WRITTEN EXERCISE
Extract every line below that contains the word "anodized".

INFORMATION GIVEN

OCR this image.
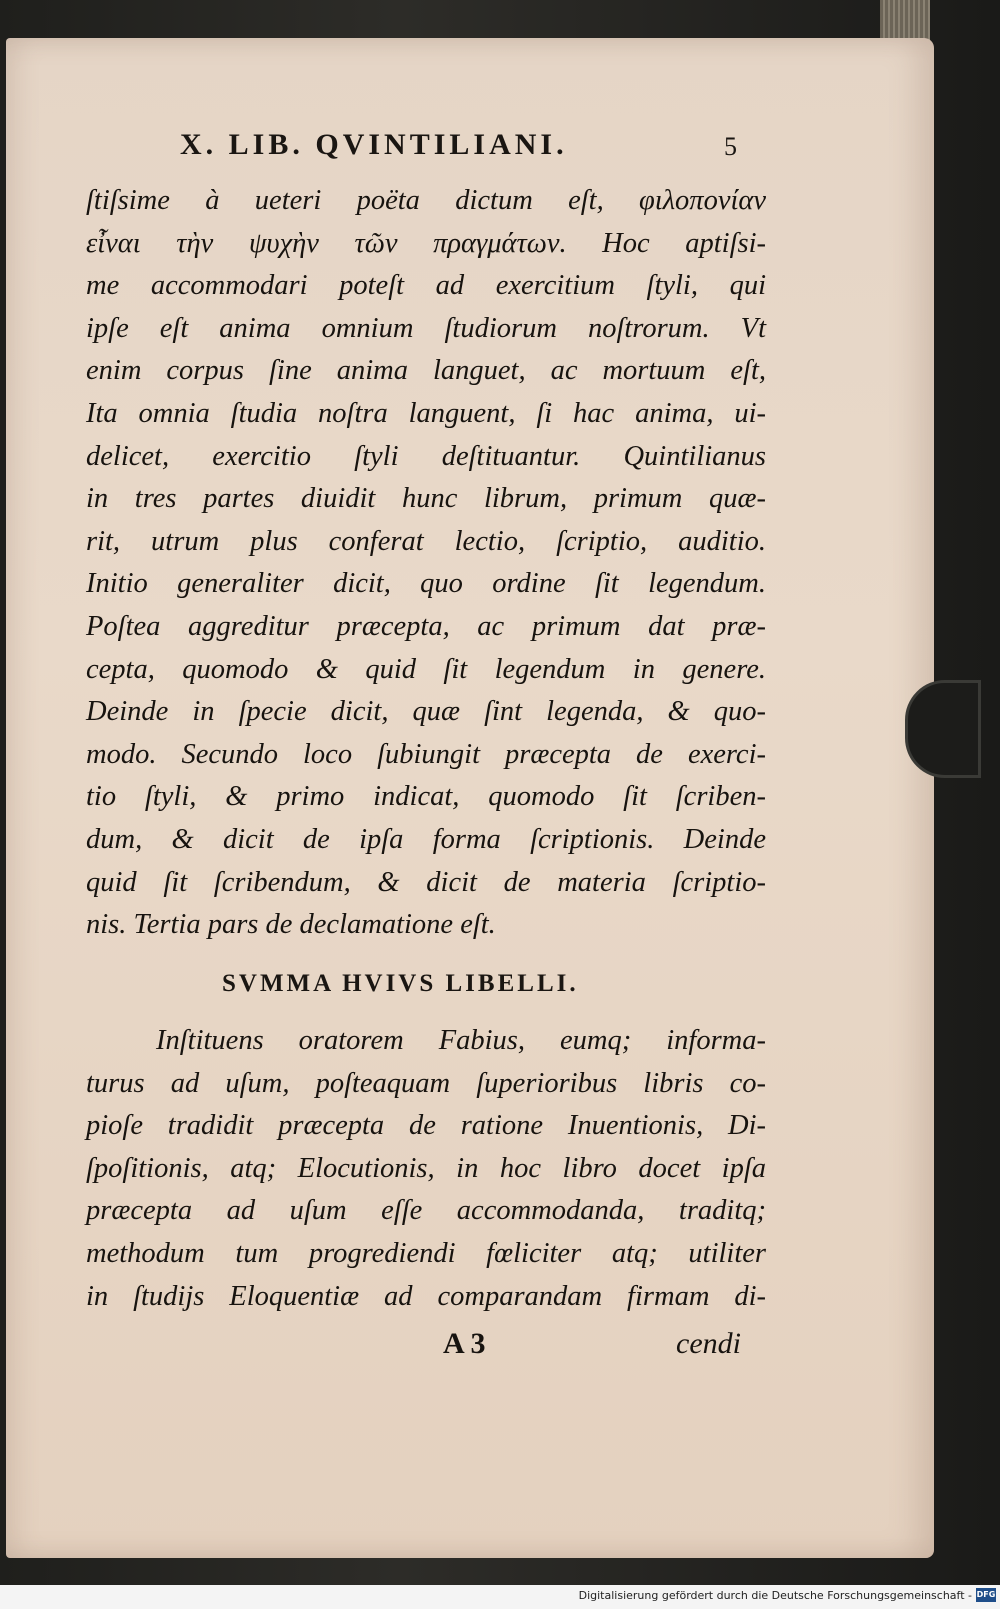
X. LIB. QVINTILIANI.	5
ſtiſsime à ueteri poëta dictum eſt, φιλοπονίαν
εἶναι τὴν ψυχὴν τῶν πραγμάτων. Hoc aptiſsi-
me accommodari poteſt ad exercitium ſtyli, qui
ipſe eſt anima omnium ſtudiorum noſtrorum. Vt
enim corpus ſine anima languet, ac mortuum eſt,
Ita omnia ſtudia noſtra languent, ſi hac anima, ui-
delicet, exercitio ſtyli deſtituantur. Quintilianus
in tres partes diuidit hunc librum, primum quæ-
rit, utrum plus conferat lectio, ſcriptio, auditio.
Initio generaliter dicit, quo ordine ſit legendum.
Poſtea aggreditur præcepta, ac primum dat præ-
cepta, quomodo & quid ſit legendum in genere.
Deinde in ſpecie dicit, quæ ſint legenda, & quo-
modo. Secundo loco ſubiungit præcepta de exerci-
tio ſtyli, & primo indicat, quomodo ſit ſcriben-
dum, & dicit de ipſa forma ſcriptionis. Deinde
quid ſit ſcribendum, & dicit de materia ſcriptio-
nis. Tertia pars de declamatione eſt.
SVMMA HVIVS LIBELLI.
Inſtituens oratorem Fabius, eumq; informa-
turus ad uſum, poſteaquam ſuperioribus libris co-
pioſe tradidit præcepta de ratione Inuentionis, Di-
ſpoſitionis, atq; Elocutionis, in hoc libro docet ipſa
præcepta ad uſum eſſe accommodanda, traditq;
methodum tum progrediendi fœliciter atq; utiliter
in ſtudijs Eloquentiæ ad comparandam firmam di-
A 3	cendi
Digitalisierung gefördert durch die Deutsche Forschungsgemeinschaft - DFG
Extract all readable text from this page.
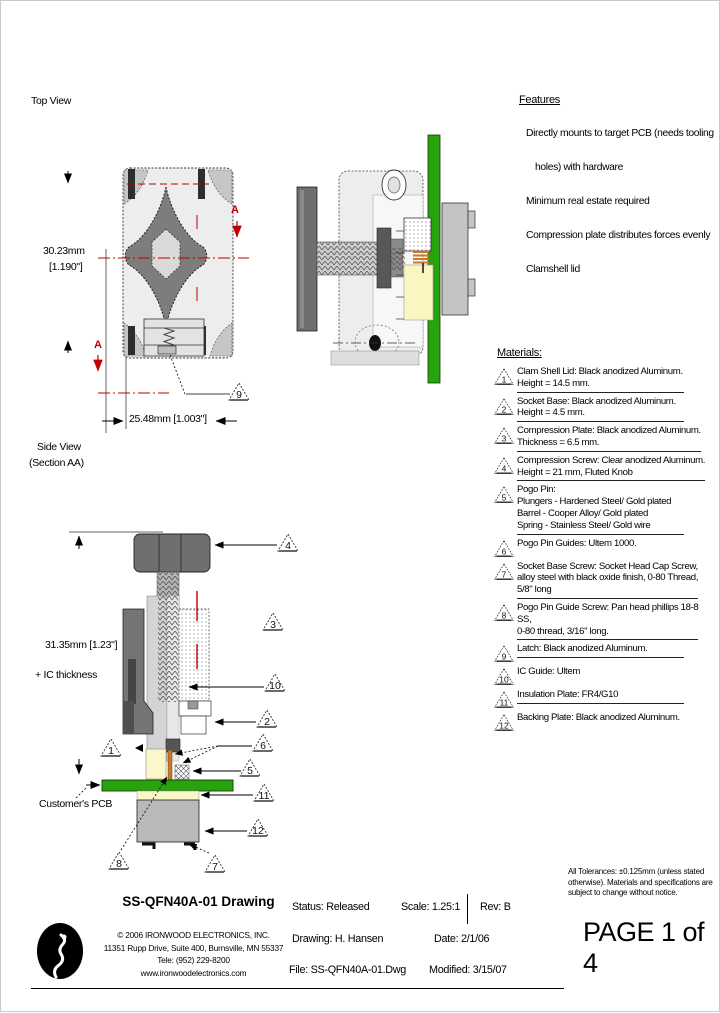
9
4
3
10
2
6
5
11
12
8	7
1
Top View
30.23mm
[1.190"]
A
A
25.48mm [1.003"]
Side View
(Section AA)
31.35mm [1.23"]
+ IC thickness
Customer's PCB
Features
Directly mounts to target PCB (needs tooling
holes) with hardware
Minimum real estate required
Compression plate distributes forces evenly
Clamshell lid
Materials:
1
Clam Shell Lid: Black anodized Aluminum.
Height = 14.5 mm.
2
Socket Base: Black anodized Aluminum.
Height = 4.5 mm.
3
Compression Plate: Black anodized Aluminum.
Thickness = 6.5 mm.
4
Compression Screw: Clear anodized Aluminum.
Height = 21 mm, Fluted Knob
5
Pogo Pin:
Plungers - Hardened Steel/ Gold plated
Barrel - Cooper Alloy/ Gold plated
Spring - Stainless Steel/ Gold wire
6
Pogo Pin Guides: Ultem 1000.
7
Socket Base Screw: Socket Head Cap Screw,
alloy steel with black oxide finish, 0-80 Thread,
5/8" long
8
Pogo Pin Guide Screw: Pan head phillips 18-8
SS,
0-80 thread, 3/16" long.
9
Latch: Black anodized Aluminum.
10
IC Guide: Ultem
11
Insulation Plate: FR4/G10
12
Backing Plate: Black anodized Aluminum.
SS-QFN40A-01 Drawing
© 2006 IRONWOOD ELECTRONICS, INC.
11351 Rupp Drive, Suite 400, Burnsville, MN 55337
Tele: (952) 229-8200
www.ironwoodelectronics.com
Status: Released
Drawing: H. Hansen
File: SS-QFN40A-01.Dwg
Scale: 1.25:1
Date: 2/1/06
Modified: 3/15/07
Rev: B
All Tolerances: ±0.125mm (unless stated otherwise). Materials and specifications are subject to change without notice.
PAGE 1 of 4
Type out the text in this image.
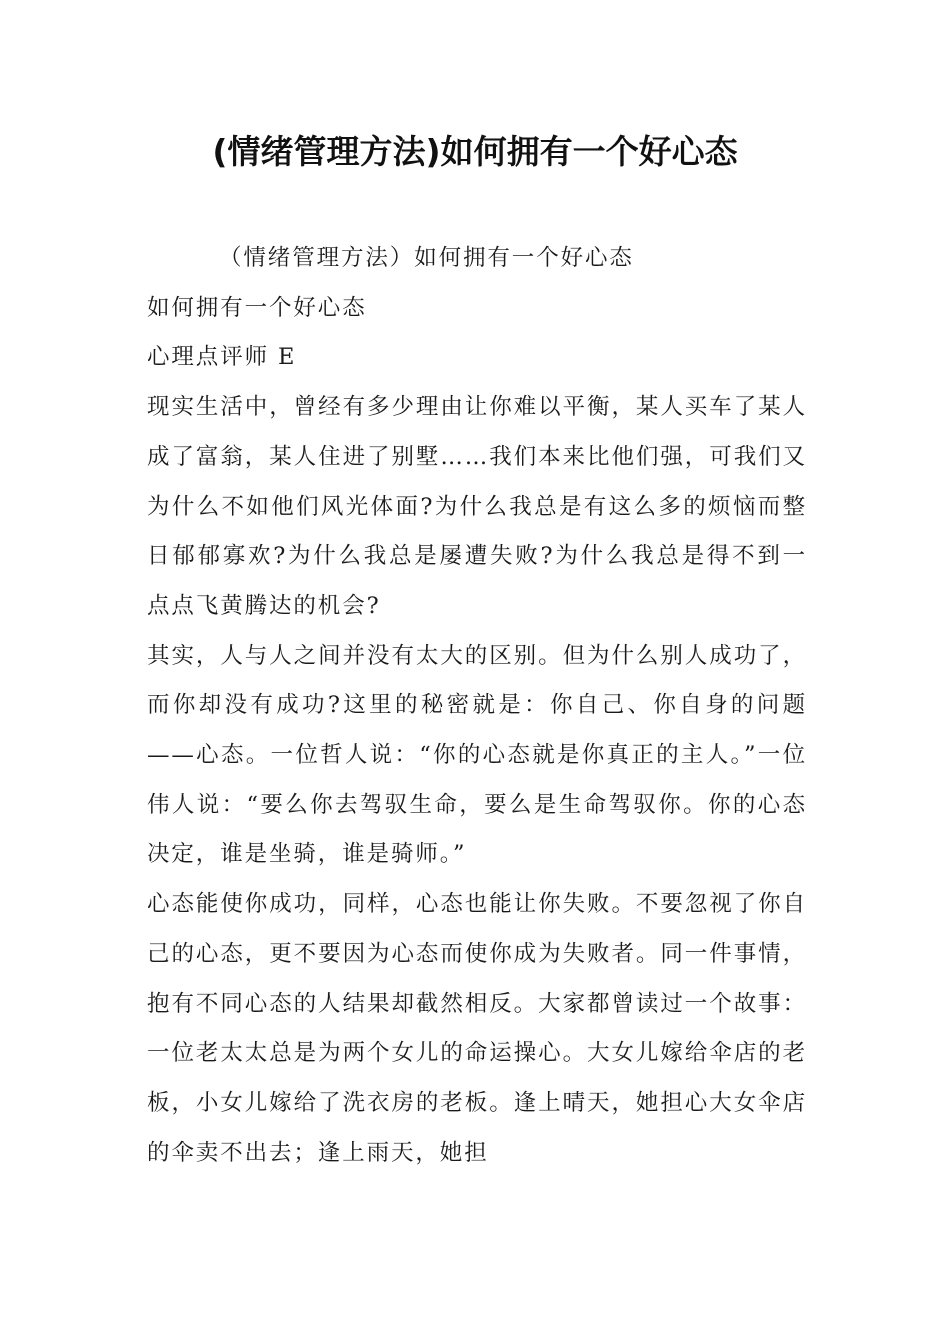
(情绪管理方法)如何拥有一个好心态

（情绪管理方法）如何拥有一个好心态

如何拥有一个好心态

心理点评师 E

现实生活中，曾经有多少理由让你难以平衡，某人买车了某人成了富翁，某人住进了别墅……我们本来比他们强，可我们又为什么不如他们风光体面?为什么我总是有这么多的烦恼而整日郁郁寡欢?为什么我总是屡遭失败?为什么我总是得不到一点点飞黄腾达的机会?

其实，人与人之间并没有太大的区别。但为什么别人成功了，而你却没有成功?这里的秘密就是：你自己、你自身的问题——心态。一位哲人说：“你的心态就是你真正的主人。”一位伟人说：“要么你去驾驭生命，要么是生命驾驭你。你的心态决定，谁是坐骑，谁是骑师。”

心态能使你成功，同样，心态也能让你失败。不要忽视了你自己的心态，更不要因为心态而使你成为失败者。同一件事情，抱有不同心态的人结果却截然相反。大家都曾读过一个故事：一位老太太总是为两个女儿的命运操心。大女儿嫁给伞店的老板，小女儿嫁给了洗衣房的老板。逢上晴天，她担心大女伞店的伞卖不出去；逢上雨天，她担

RESPONSE BELOW
Clam Shell Lid: Black anodized Aluminum.
Socket Base: Black anodized Aluminum.
Compression Plate: Black anodized Aluminum.
Compression Screw: Clear anodized Aluminum.
Latch: Black anodized Aluminum.
Backing Plate: Black anodized Aluminum.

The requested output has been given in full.